Problem: Below is a listing. Gather each line of it that contains "monster".

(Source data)
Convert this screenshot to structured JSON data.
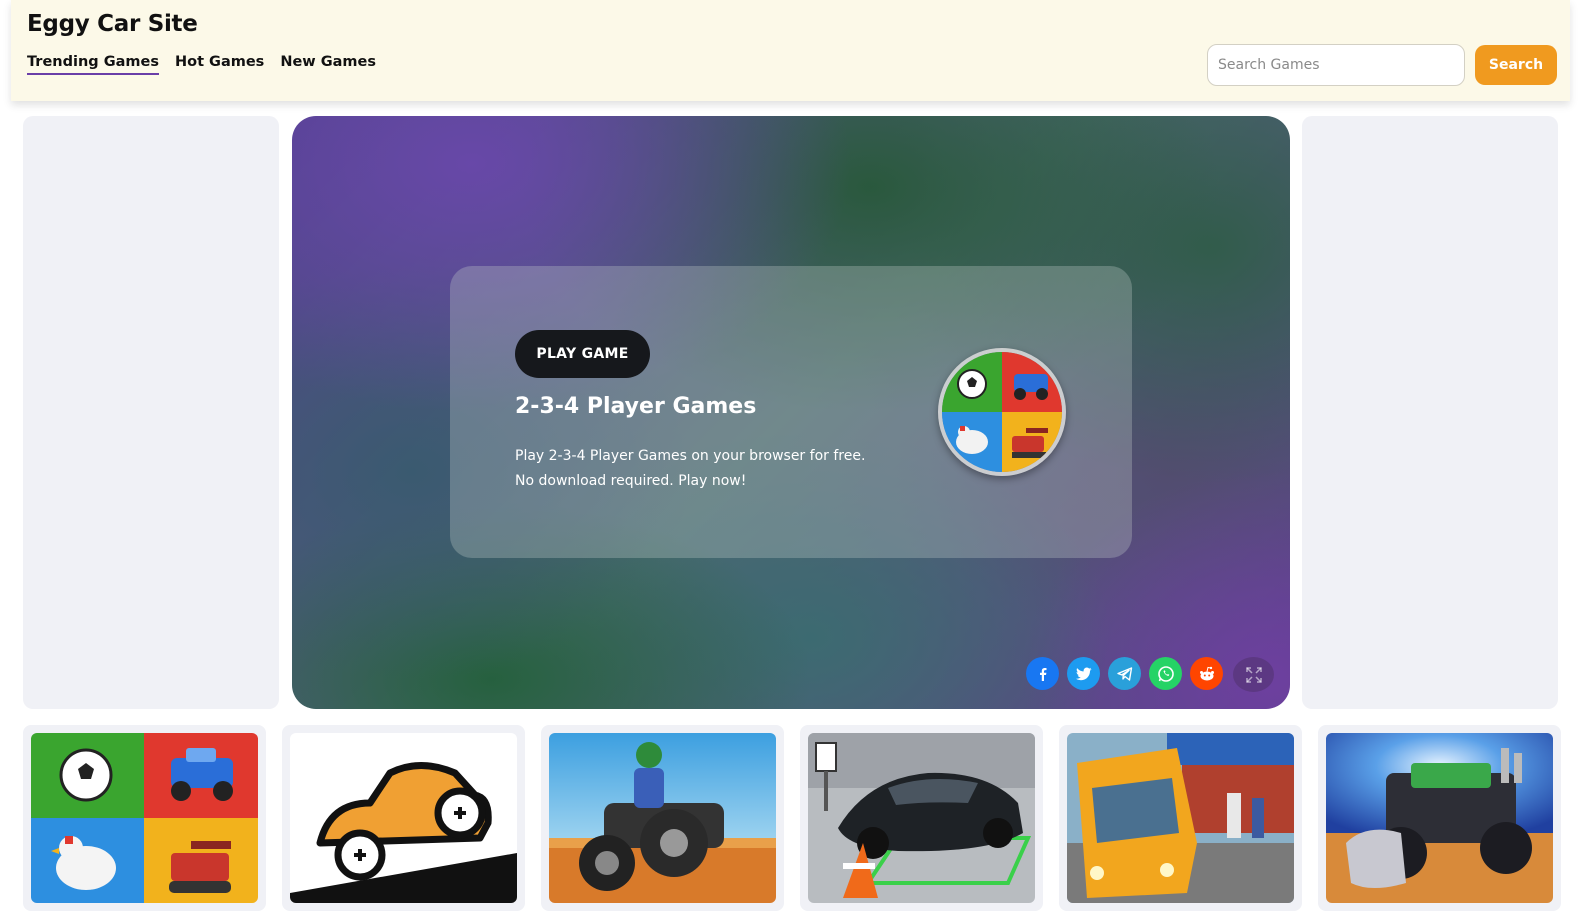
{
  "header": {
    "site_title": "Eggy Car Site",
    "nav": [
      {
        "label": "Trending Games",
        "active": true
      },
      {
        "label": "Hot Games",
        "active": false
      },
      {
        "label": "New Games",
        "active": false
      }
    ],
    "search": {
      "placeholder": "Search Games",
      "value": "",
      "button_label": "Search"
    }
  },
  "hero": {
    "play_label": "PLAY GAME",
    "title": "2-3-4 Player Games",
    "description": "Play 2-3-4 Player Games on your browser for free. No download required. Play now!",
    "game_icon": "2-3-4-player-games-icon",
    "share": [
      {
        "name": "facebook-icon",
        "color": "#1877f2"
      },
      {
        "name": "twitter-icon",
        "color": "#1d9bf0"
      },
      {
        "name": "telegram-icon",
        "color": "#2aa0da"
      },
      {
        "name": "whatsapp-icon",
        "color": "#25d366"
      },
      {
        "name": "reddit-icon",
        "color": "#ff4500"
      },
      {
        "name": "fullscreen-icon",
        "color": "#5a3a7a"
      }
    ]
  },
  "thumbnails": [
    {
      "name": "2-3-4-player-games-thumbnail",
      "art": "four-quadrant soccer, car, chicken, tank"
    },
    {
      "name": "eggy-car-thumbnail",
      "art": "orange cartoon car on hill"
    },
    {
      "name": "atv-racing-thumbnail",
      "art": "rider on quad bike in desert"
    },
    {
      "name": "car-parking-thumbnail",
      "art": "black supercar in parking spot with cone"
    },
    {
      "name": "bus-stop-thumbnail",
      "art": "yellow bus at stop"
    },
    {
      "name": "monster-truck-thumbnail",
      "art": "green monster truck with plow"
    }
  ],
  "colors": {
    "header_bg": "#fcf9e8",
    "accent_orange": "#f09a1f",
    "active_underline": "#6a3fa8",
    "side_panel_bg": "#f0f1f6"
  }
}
--
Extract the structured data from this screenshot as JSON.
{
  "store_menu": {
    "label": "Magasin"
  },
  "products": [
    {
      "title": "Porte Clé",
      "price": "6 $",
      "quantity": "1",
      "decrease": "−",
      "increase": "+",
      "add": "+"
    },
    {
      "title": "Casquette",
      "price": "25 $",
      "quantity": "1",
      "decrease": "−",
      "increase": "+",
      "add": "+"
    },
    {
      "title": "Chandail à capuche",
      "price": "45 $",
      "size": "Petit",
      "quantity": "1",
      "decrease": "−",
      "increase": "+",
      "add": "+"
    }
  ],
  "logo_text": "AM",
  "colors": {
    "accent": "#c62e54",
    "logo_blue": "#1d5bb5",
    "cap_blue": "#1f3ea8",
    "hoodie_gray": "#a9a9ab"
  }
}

Output below:
      "name": "monster-truck-thumbnail",
      "art": "green monster truck with plow"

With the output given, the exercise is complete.